#### [Requirements]
Repeat every line of the material, character for character.
— start Provided entries —
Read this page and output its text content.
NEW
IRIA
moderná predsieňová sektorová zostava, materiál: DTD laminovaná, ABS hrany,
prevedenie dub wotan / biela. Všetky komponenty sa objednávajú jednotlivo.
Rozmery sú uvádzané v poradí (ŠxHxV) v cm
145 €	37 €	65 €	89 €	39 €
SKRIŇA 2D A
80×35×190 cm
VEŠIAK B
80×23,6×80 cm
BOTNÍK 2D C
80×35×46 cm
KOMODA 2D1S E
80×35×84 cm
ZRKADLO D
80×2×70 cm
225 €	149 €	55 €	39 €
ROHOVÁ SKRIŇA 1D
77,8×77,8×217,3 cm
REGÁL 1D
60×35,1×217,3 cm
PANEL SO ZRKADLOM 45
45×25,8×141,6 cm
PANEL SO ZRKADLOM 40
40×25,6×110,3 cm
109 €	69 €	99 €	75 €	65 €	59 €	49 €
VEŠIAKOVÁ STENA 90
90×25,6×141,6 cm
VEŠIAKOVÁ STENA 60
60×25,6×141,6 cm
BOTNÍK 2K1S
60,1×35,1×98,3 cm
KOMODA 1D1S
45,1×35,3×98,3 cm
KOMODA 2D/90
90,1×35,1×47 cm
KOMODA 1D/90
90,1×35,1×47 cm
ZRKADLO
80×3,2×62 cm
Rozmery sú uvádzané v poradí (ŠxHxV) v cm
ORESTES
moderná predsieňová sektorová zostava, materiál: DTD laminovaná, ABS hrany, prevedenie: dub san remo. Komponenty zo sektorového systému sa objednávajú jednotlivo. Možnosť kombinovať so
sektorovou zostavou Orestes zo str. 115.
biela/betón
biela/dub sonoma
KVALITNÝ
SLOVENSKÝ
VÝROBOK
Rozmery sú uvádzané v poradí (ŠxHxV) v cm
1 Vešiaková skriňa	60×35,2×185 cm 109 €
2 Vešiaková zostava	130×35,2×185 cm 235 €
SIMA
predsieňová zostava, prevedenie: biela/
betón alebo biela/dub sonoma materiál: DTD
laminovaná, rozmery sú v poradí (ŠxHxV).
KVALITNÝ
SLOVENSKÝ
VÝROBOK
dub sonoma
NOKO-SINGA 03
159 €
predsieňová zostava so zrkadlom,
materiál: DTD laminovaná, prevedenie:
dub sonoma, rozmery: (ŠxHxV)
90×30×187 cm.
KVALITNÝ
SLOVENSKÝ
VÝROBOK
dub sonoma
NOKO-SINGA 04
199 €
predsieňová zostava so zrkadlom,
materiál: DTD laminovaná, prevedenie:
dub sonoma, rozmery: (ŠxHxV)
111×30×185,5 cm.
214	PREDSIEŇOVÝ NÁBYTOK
— end Provided entries —
#### [Result for this exercise]
Read this page and output its text content.
NEW
IRIA
moderná predsieňová sektorová zostava, materiál: DTD laminovaná, ABS hrany,
prevedenie dub wotan / biela. Všetky komponenty sa objednávajú jednotlivo.
Rozmery sú uvádzané v poradí (ŠxHxV) v cm
145 €	37 €	65 €	89 €	39 €
SKRIŇA 2D A
80×35×190 cm
VEŠIAK B
80×23,6×80 cm
BOTNÍK 2D C
80×35×46 cm
KOMODA 2D1S E
80×35×84 cm
ZRKADLO D
80×2×70 cm
225 €	149 €	55 €	39 €
ROHOVÁ SKRIŇA 1D
77,8×77,8×217,3 cm
REGÁL 1D
60×35,1×217,3 cm
PANEL SO ZRKADLOM 45
45×25,8×141,6 cm
PANEL SO ZRKADLOM 40
40×25,6×110,3 cm
109 €	69 €	99 €	75 €	65 €	59 €	49 €
VEŠIAKOVÁ STENA 90
90×25,6×141,6 cm
VEŠIAKOVÁ STENA 60
60×25,6×141,6 cm
BOTNÍK 2K1S
60,1×35,1×98,3 cm
KOMODA 1D1S
45,1×35,3×98,3 cm
KOMODA 2D/90
90,1×35,1×47 cm
KOMODA 1D/90
90,1×35,1×47 cm
ZRKADLO
80×3,2×62 cm
Rozmery sú uvádzané v poradí (ŠxHxV) v cm
ORESTES
moderná predsieňová sektorová zostava, materiál: DTD laminovaná, ABS hrany, prevedenie: dub san remo. Komponenty zo sektorového systému sa objednávajú jednotlivo. Možnosť kombinovať so
sektorovou zostavou Orestes zo str. 115.
biela/betón
biela/dub sonoma
KVALITNÝ
SLOVENSKÝ
VÝROBOK
Rozmery sú uvádzané v poradí (ŠxHxV) v cm
1 Vešiaková skriňa	60×35,2×185 cm 109 €
2 Vešiaková zostava	130×35,2×185 cm 235 €
SIMA
predsieňová zostava, prevedenie: biela/
betón alebo biela/dub sonoma materiál: DTD
laminovaná, rozmery sú v poradí (ŠxHxV).
KVALITNÝ
SLOVENSKÝ
VÝROBOK
dub sonoma
NOKO-SINGA 03
159 €
predsieňová zostava so zrkadlom,
materiál: DTD laminovaná, prevedenie:
dub sonoma, rozmery: (ŠxHxV)
90×30×187 cm.
KVALITNÝ
SLOVENSKÝ
VÝROBOK
dub sonoma
NOKO-SINGA 04
199 €
predsieňová zostava so zrkadlom,
materiál: DTD laminovaná, prevedenie:
dub sonoma, rozmery: (ŠxHxV)
111×30×185,5 cm.
214	PREDSIEŇOVÝ NÁBYTOK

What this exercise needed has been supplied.